__RECORDS PROVIDED__:
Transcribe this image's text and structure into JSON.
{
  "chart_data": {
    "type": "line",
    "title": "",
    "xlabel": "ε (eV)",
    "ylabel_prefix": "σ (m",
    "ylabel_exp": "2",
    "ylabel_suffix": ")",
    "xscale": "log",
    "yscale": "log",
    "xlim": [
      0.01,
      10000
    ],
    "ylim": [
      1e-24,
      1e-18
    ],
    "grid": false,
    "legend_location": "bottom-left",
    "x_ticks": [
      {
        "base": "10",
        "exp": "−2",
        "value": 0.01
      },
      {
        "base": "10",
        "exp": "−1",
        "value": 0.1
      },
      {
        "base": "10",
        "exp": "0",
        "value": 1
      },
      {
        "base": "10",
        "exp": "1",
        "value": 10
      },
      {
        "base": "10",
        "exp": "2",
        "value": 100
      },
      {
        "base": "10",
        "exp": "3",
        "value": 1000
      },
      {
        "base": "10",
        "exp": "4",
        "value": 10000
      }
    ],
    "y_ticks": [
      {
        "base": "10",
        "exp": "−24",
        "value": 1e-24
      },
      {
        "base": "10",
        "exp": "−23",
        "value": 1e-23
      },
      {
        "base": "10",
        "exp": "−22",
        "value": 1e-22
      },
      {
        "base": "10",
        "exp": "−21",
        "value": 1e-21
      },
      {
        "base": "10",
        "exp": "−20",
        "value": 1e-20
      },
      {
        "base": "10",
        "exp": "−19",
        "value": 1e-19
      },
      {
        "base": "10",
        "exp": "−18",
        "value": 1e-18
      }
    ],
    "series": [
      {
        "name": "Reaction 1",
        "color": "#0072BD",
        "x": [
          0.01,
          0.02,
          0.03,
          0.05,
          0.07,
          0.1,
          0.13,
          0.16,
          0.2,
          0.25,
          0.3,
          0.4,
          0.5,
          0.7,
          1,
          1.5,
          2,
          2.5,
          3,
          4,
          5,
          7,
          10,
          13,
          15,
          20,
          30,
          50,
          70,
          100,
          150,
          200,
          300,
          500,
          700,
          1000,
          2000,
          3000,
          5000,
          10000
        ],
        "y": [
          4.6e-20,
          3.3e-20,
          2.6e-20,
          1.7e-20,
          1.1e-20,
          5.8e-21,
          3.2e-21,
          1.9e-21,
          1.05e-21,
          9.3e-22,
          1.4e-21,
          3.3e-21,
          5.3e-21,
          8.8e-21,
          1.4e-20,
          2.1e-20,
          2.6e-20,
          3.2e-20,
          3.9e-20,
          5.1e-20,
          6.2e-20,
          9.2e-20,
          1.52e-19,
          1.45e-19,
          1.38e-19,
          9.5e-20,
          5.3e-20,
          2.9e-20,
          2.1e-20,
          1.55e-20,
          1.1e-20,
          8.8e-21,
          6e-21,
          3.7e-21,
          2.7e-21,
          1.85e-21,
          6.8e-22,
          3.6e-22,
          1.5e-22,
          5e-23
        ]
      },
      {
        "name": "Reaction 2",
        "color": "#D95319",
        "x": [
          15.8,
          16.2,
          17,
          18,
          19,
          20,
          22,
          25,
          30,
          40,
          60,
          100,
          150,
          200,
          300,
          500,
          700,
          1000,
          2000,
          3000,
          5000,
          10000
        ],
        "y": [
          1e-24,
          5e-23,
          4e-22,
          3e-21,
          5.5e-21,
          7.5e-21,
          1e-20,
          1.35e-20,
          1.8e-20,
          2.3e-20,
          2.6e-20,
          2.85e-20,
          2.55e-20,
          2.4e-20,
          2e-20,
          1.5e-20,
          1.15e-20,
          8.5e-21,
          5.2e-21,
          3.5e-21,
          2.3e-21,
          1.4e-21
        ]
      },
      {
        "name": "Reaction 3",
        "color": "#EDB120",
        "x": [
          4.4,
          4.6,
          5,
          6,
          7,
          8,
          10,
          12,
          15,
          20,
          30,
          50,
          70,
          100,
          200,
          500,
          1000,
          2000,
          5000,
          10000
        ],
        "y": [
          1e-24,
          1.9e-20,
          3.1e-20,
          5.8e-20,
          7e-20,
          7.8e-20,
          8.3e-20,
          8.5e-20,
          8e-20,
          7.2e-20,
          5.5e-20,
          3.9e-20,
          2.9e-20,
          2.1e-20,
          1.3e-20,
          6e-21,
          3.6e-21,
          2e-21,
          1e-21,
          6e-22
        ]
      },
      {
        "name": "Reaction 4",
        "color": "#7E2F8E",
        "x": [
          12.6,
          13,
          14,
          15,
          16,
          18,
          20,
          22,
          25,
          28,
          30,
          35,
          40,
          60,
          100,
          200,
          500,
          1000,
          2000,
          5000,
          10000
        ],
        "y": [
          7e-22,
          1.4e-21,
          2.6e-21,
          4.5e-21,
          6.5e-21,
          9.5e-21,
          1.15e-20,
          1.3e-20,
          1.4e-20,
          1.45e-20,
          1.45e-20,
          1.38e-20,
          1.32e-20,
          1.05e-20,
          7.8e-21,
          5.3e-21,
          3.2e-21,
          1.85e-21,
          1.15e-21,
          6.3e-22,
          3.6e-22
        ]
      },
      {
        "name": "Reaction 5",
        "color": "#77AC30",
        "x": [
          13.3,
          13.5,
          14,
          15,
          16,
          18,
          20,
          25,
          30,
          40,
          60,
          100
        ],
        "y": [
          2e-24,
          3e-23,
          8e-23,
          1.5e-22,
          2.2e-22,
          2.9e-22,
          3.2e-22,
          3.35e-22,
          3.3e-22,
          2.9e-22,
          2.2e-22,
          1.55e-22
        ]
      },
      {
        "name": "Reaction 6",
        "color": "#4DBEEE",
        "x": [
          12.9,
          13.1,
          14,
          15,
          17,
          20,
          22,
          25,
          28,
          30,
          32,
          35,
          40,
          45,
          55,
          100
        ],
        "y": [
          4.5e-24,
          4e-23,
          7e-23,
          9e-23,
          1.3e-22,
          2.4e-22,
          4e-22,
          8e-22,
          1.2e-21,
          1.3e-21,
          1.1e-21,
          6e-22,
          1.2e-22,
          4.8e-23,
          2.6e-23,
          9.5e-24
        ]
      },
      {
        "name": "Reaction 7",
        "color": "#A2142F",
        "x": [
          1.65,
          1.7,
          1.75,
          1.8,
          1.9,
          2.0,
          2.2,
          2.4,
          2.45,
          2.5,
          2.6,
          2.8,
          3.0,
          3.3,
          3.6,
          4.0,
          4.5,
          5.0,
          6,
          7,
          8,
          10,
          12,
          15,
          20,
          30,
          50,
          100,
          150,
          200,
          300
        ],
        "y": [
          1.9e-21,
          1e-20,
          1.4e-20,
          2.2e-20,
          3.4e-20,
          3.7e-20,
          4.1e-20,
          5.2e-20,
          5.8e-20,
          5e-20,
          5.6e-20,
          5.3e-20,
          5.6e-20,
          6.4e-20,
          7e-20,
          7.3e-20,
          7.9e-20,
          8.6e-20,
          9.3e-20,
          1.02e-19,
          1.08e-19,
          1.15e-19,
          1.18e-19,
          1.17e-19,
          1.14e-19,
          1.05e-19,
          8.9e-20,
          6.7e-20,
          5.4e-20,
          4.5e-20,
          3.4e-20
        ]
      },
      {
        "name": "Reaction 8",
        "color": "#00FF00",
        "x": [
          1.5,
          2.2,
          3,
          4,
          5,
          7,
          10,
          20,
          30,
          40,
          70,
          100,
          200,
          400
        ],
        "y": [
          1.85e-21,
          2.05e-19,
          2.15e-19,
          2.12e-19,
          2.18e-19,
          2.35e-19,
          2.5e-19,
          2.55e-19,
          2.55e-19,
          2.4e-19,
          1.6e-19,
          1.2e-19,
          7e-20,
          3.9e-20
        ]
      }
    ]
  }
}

__WORK TO COMPLETE__:
Using the listing, collect all lines in which the string "name" is found.

__THE RESPONSE__:
        "name": "Reaction 1",
        "name": "Reaction 2",
        "name": "Reaction 3",
        "name": "Reaction 4",
        "name": "Reaction 5",
        "name": "Reaction 6",
        "name": "Reaction 7",
        "name": "Reaction 8",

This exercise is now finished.